* [TASK TO COMPLETE]
Reproduce the material with every occurrence of "sidebar-item-label" changed to "nav-item-label" and everything else left as is. Leave the pictures out.

[START]

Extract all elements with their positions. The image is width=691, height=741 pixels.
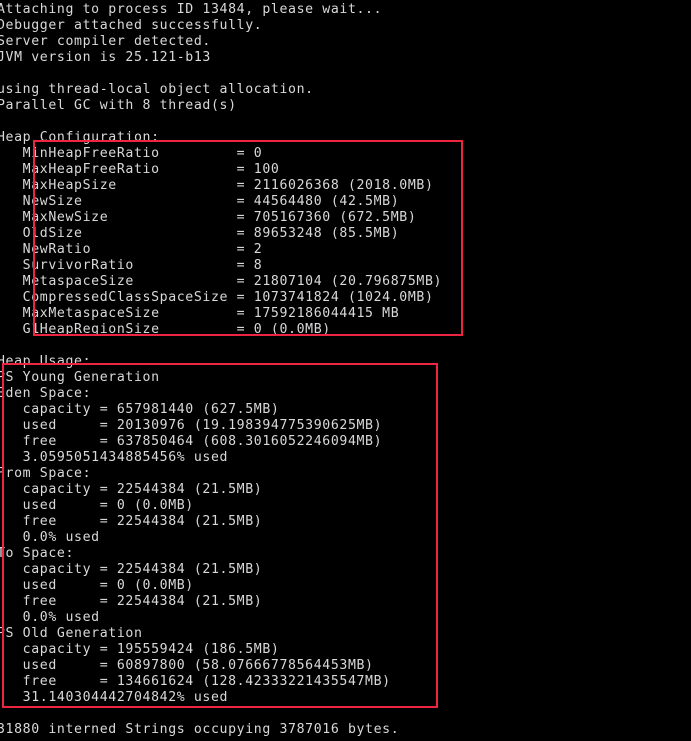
terminal-window[interactable]: Attaching to process ID 13484, please wa… xyxy=(0,0,691,741)
console-output-text: Attaching to process ID 13484, please wa… xyxy=(0,2,443,737)
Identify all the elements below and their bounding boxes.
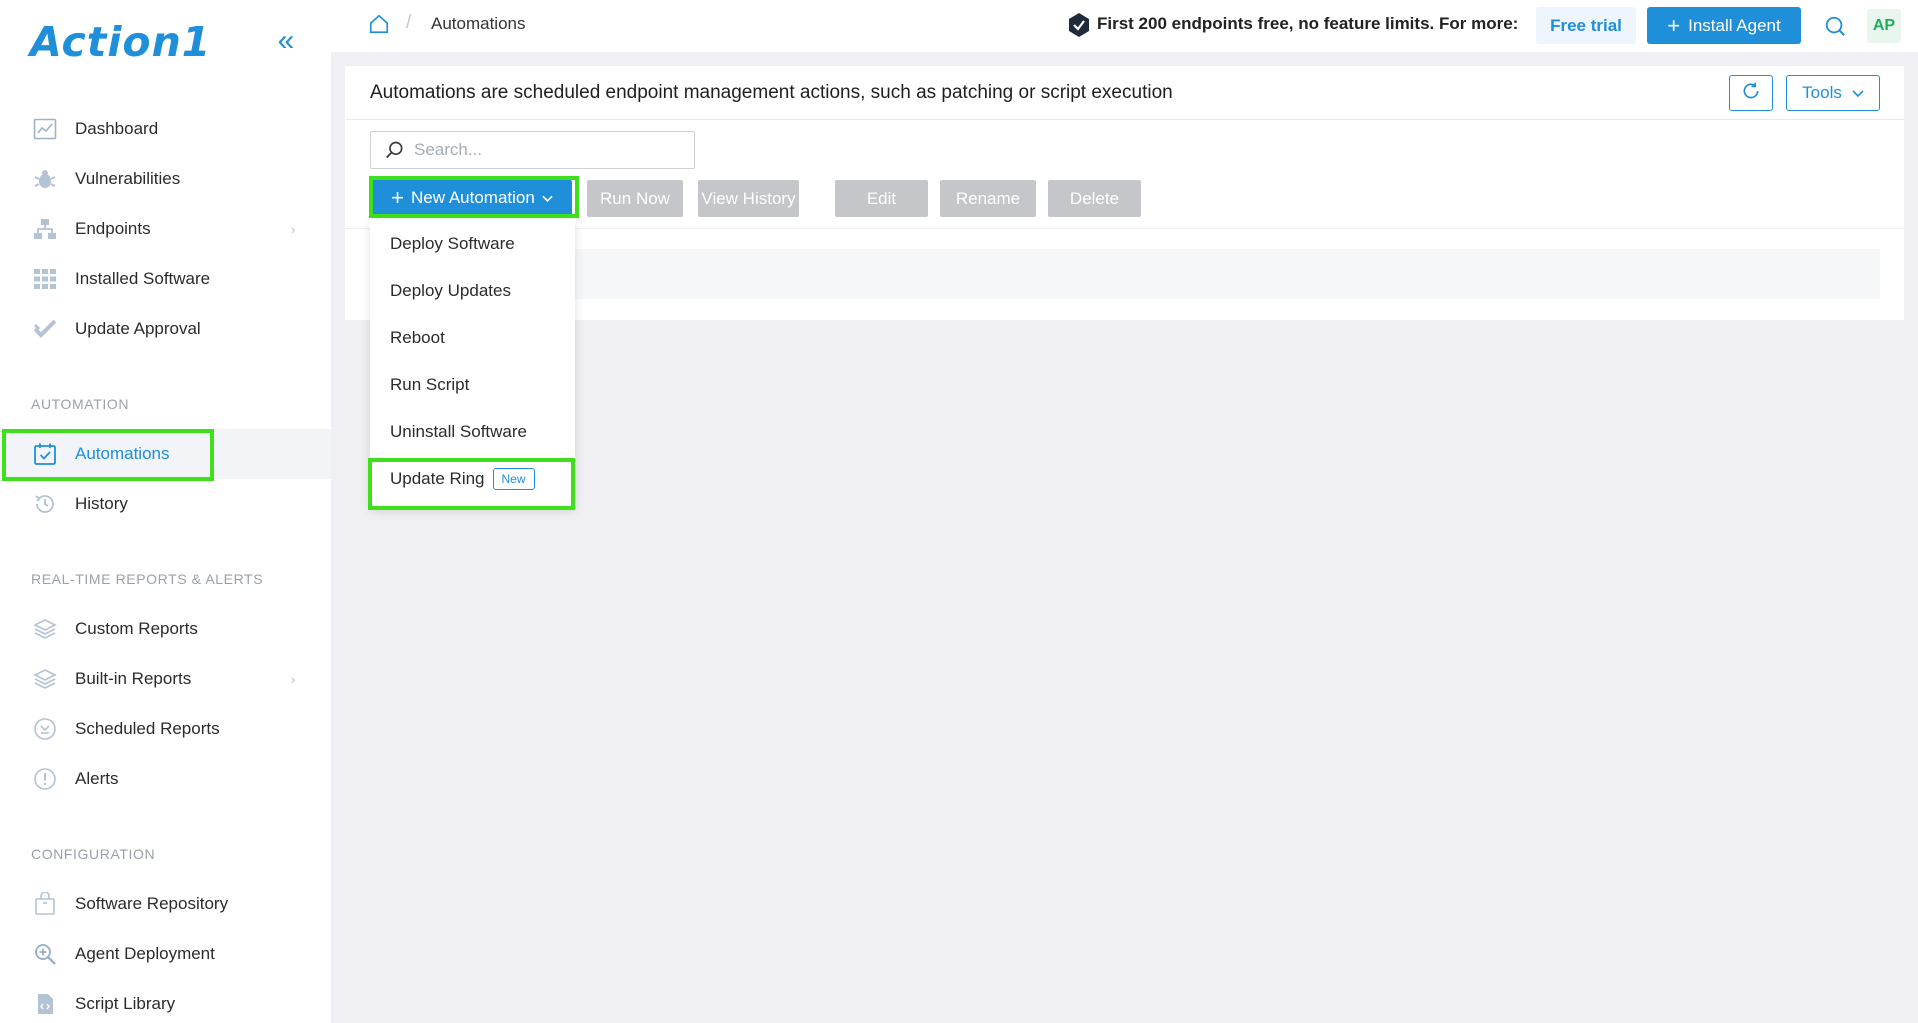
menu-item-deploy-updates[interactable]: Deploy Updates <box>370 267 575 314</box>
sidebar-item-scheduled-reports[interactable]: Scheduled Reports <box>0 704 331 754</box>
sidebar-item-label: Agent Deployment <box>75 944 215 963</box>
tools-label: Tools <box>1802 83 1842 102</box>
menu-item-run-script[interactable]: Run Script <box>370 361 575 408</box>
refresh-button[interactable] <box>1729 75 1773 111</box>
search-icon[interactable] <box>1824 15 1846 37</box>
sidebar-item-label: Alerts <box>75 769 119 788</box>
menu-item-update-ring[interactable]: Update Ring New <box>370 455 575 502</box>
menu-item-deploy-software[interactable]: Deploy Software <box>370 220 575 267</box>
chevron-right-icon: › <box>291 221 296 237</box>
sidebar-item-label: Installed Software <box>75 269 211 288</box>
free-trial-button[interactable]: Free trial <box>1536 7 1636 44</box>
top-bar: / Automations First 200 endpoints free, … <box>331 0 1918 52</box>
avatar[interactable]: AP <box>1867 9 1901 43</box>
sidebar-item-label: Automations <box>75 444 170 463</box>
verified-badge-icon <box>1067 12 1091 38</box>
sidebar-item-software-repository[interactable]: Software Repository <box>0 879 331 929</box>
sidebar-item-label: Built-in Reports <box>75 669 192 688</box>
sidebar-item-endpoints[interactable]: Endpoints › <box>0 204 331 254</box>
home-icon[interactable] <box>368 13 392 37</box>
rename-button[interactable]: Rename <box>940 180 1036 217</box>
new-automation-menu: Deploy Software Deploy Updates Reboot Ru… <box>370 220 575 508</box>
plus-icon: + <box>1667 12 1681 38</box>
sidebar-item-vulnerabilities[interactable]: Vulnerabilities <box>0 154 331 204</box>
panel-header: Automations are scheduled endpoint manag… <box>345 66 1904 120</box>
menu-item-uninstall-software[interactable]: Uninstall Software <box>370 408 575 455</box>
double-chevron-left-icon[interactable]: « <box>270 26 302 58</box>
sidebar-item-alerts[interactable]: Alerts <box>0 754 331 804</box>
run-now-button[interactable]: Run Now <box>587 180 683 217</box>
chevron-down-icon <box>542 188 553 208</box>
sidebar-item-label: Vulnerabilities <box>75 169 181 188</box>
search-input[interactable] <box>414 138 684 162</box>
calendar-check-icon <box>32 441 58 467</box>
sidebar-item-label: Custom Reports <box>75 619 198 638</box>
sidebar-item-installed-software[interactable]: Installed Software <box>0 254 331 304</box>
network-icon <box>32 216 58 242</box>
plus-icon: + <box>391 185 405 210</box>
page-title: Automations are scheduled endpoint manag… <box>370 82 1173 103</box>
sidebar-item-automations[interactable]: Automations <box>0 429 331 479</box>
new-automation-button[interactable]: + New Automation <box>372 180 572 216</box>
sidebar-item-label: Dashboard <box>75 119 159 138</box>
package-icon <box>32 891 58 917</box>
action1-logo[interactable]: Action1 <box>30 18 211 68</box>
refresh-icon <box>1741 81 1761 106</box>
new-badge: New <box>492 467 535 490</box>
edit-button[interactable]: Edit <box>835 180 928 217</box>
menu-item-reboot[interactable]: Reboot <box>370 314 575 361</box>
section-title-automation: AUTOMATION <box>31 396 130 412</box>
promo-text: First 200 endpoints free, no feature lim… <box>1097 14 1519 33</box>
sidebar-item-agent-deployment[interactable]: Agent Deployment <box>0 929 331 979</box>
script-icon <box>32 991 58 1017</box>
search-field[interactable] <box>370 131 695 169</box>
sidebar-item-dashboard[interactable]: Dashboard <box>0 104 331 154</box>
alert-icon <box>32 766 58 792</box>
layers-icon <box>32 616 58 642</box>
check-icon <box>32 316 58 342</box>
sidebar-item-custom-reports[interactable]: Custom Reports <box>0 604 331 654</box>
table-empty-row <box>545 249 1880 299</box>
new-automation-label: New Automation <box>411 188 535 207</box>
search-plus-icon <box>32 941 58 967</box>
section-title-reports: REAL-TIME REPORTS & ALERTS <box>31 571 264 587</box>
section-title-configuration: CONFIGURATION <box>31 846 156 862</box>
sidebar-item-label: Software Repository <box>75 894 229 913</box>
sidebar-item-label: Endpoints <box>75 219 151 238</box>
delete-button[interactable]: Delete <box>1048 180 1141 217</box>
sidebar-item-label: Scheduled Reports <box>75 719 220 738</box>
menu-item-label: Update Ring <box>390 468 485 488</box>
sidebar-item-history[interactable]: History <box>0 479 331 529</box>
sidebar-item-update-approval[interactable]: Update Approval <box>0 304 331 354</box>
bug-icon <box>32 166 58 192</box>
chevron-down-icon <box>1852 83 1864 103</box>
breadcrumb: Automations <box>431 14 526 33</box>
sidebar-item-label: Script Library <box>75 994 176 1013</box>
chevron-right-icon: › <box>291 671 296 687</box>
layers-icon <box>32 666 58 692</box>
install-agent-button[interactable]: + Install Agent <box>1647 7 1801 44</box>
history-icon <box>32 491 58 517</box>
tools-dropdown[interactable]: Tools <box>1786 75 1880 111</box>
sidebar-item-label: Update Approval <box>75 319 201 338</box>
sidebar: Action1 « Dashboard Vulnerabilities Endp… <box>0 0 331 1023</box>
sidebar-item-label: History <box>75 494 128 513</box>
clock-icon <box>32 716 58 742</box>
automations-panel: Automations are scheduled endpoint manag… <box>345 66 1904 320</box>
sidebar-item-built-in-reports[interactable]: Built-in Reports › <box>0 654 331 704</box>
breadcrumb-separator: / <box>406 12 412 33</box>
view-history-button[interactable]: View History <box>698 180 799 217</box>
search-icon <box>385 140 405 160</box>
dashboard-icon <box>32 116 58 142</box>
grid-icon <box>32 266 58 292</box>
sidebar-item-script-library[interactable]: Script Library <box>0 979 331 1023</box>
divider <box>345 228 1904 229</box>
install-agent-label: Install Agent <box>1688 15 1781 35</box>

[END]

* [CORRECT RESULT]
Extract all elements with their positions. The image is width=691, height=741 pixels.
terminal-window[interactable]: Attaching to process ID 13484, please wa… xyxy=(0,0,691,741)
console-output-text: Attaching to process ID 13484, please wa… xyxy=(0,2,443,737)
Identify all the elements below and their bounding boxes.
menu-item-deploy-updates[interactable]: Deploy Updates <box>370 267 575 314</box>
sidebar-item-scheduled-reports[interactable]: Scheduled Reports <box>0 704 331 754</box>
nav-item-label: Agent Deployment <box>75 944 215 963</box>
tools-label: Tools <box>1802 83 1842 102</box>
menu-item-run-script[interactable]: Run Script <box>370 361 575 408</box>
refresh-button[interactable] <box>1729 75 1773 111</box>
search-icon[interactable] <box>1824 15 1846 37</box>
nav-item-label: Alerts <box>75 769 119 788</box>
menu-item-update-ring[interactable]: Update Ring New <box>370 455 575 502</box>
menu-item-deploy-software[interactable]: Deploy Software <box>370 220 575 267</box>
chevron-right-icon: › <box>291 221 296 237</box>
nav-item-label: Installed Software <box>75 269 211 288</box>
free-trial-button[interactable]: Free trial <box>1536 7 1636 44</box>
top-bar: / Automations First 200 endpoints free, … <box>331 0 1918 52</box>
avatar[interactable]: AP <box>1867 9 1901 43</box>
nav-item-label: Automations <box>75 444 170 463</box>
verified-badge-icon <box>1067 12 1091 38</box>
sidebar-item-software-repository[interactable]: Software Repository <box>0 879 331 929</box>
nav-item-label: Built-in Reports <box>75 669 192 688</box>
sidebar-item-endpoints[interactable]: Endpoints › <box>0 204 331 254</box>
home-icon[interactable] <box>368 13 392 37</box>
rename-button[interactable]: Rename <box>940 180 1036 217</box>
new-automation-menu: Deploy Software Deploy Updates Reboot Ru… <box>370 220 575 508</box>
plus-icon: + <box>1667 12 1681 38</box>
sidebar-item-vulnerabilities[interactable]: Vulnerabilities <box>0 154 331 204</box>
panel-header: Automations are scheduled endpoint manag… <box>345 66 1904 120</box>
menu-item-uninstall-software[interactable]: Uninstall Software <box>370 408 575 455</box>
double-chevron-left-icon[interactable]: « <box>270 26 302 58</box>
sidebar-item-alerts[interactable]: Alerts <box>0 754 331 804</box>
run-now-button[interactable]: Run Now <box>587 180 683 217</box>
chevron-down-icon <box>542 188 553 208</box>
nav-item-label: Vulnerabilities <box>75 169 181 188</box>
search-input[interactable] <box>414 138 684 162</box>
calendar-check-icon <box>32 441 58 467</box>
nav-item-label: Custom Reports <box>75 619 198 638</box>
sidebar-item-installed-software[interactable]: Installed Software <box>0 254 331 304</box>
network-icon <box>32 216 58 242</box>
plus-icon: + <box>391 185 405 210</box>
page-title: Automations are scheduled endpoint manag… <box>370 82 1173 103</box>
sidebar-item-automations[interactable]: Automations <box>0 429 331 479</box>
new-automation-button[interactable]: + New Automation <box>372 180 572 216</box>
nav-item-label: Dashboard <box>75 119 159 138</box>
package-icon <box>32 891 58 917</box>
action1-logo[interactable]: Action1 <box>30 18 211 68</box>
refresh-icon <box>1741 81 1761 106</box>
new-badge: New <box>492 467 535 490</box>
edit-button[interactable]: Edit <box>835 180 928 217</box>
menu-item-reboot[interactable]: Reboot <box>370 314 575 361</box>
section-title-automation: AUTOMATION <box>31 396 130 412</box>
promo-text: First 200 endpoints free, no feature lim… <box>1097 14 1519 33</box>
sidebar-item-agent-deployment[interactable]: Agent Deployment <box>0 929 331 979</box>
script-icon <box>32 991 58 1017</box>
search-field[interactable] <box>370 131 695 169</box>
sidebar-item-dashboard[interactable]: Dashboard <box>0 104 331 154</box>
alert-icon <box>32 766 58 792</box>
layers-icon <box>32 616 58 642</box>
check-icon <box>32 316 58 342</box>
sidebar-item-custom-reports[interactable]: Custom Reports <box>0 604 331 654</box>
table-empty-row <box>545 249 1880 299</box>
new-automation-label: New Automation <box>411 188 535 207</box>
search-plus-icon <box>32 941 58 967</box>
section-title-reports: REAL-TIME REPORTS & ALERTS <box>31 571 264 587</box>
section-title-configuration: CONFIGURATION <box>31 846 156 862</box>
nav-item-label: Software Repository <box>75 894 229 913</box>
nav-item-label: Endpoints <box>75 219 151 238</box>
delete-button[interactable]: Delete <box>1048 180 1141 217</box>
nav-item-label: Scheduled Reports <box>75 719 220 738</box>
menu-item-label: Update Ring <box>390 468 485 488</box>
sidebar-item-history[interactable]: History <box>0 479 331 529</box>
sidebar-item-update-approval[interactable]: Update Approval <box>0 304 331 354</box>
bug-icon <box>32 166 58 192</box>
chevron-down-icon <box>1852 83 1864 103</box>
breadcrumb: Automations <box>431 14 526 33</box>
nav-item-label: Script Library <box>75 994 176 1013</box>
chevron-right-icon: › <box>291 671 296 687</box>
layers-icon <box>32 666 58 692</box>
install-agent-button[interactable]: + Install Agent <box>1647 7 1801 44</box>
history-icon <box>32 491 58 517</box>
tools-dropdown[interactable]: Tools <box>1786 75 1880 111</box>
nav-item-label: Update Approval <box>75 319 201 338</box>
sidebar: Action1 « Dashboard Vulnerabilities Endp… <box>0 0 331 1023</box>
nav-item-label: History <box>75 494 128 513</box>
clock-icon <box>32 716 58 742</box>
automations-panel: Automations are scheduled endpoint manag… <box>345 66 1904 320</box>
sidebar-item-built-in-reports[interactable]: Built-in Reports › <box>0 654 331 704</box>
breadcrumb-separator: / <box>406 12 412 33</box>
view-history-button[interactable]: View History <box>698 180 799 217</box>
search-icon <box>385 140 405 160</box>
dashboard-icon <box>32 116 58 142</box>
grid-icon <box>32 266 58 292</box>
sidebar-item-script-library[interactable]: Script Library <box>0 979 331 1023</box>
divider <box>345 228 1904 229</box>
install-agent-label: Install Agent <box>1688 15 1781 35</box>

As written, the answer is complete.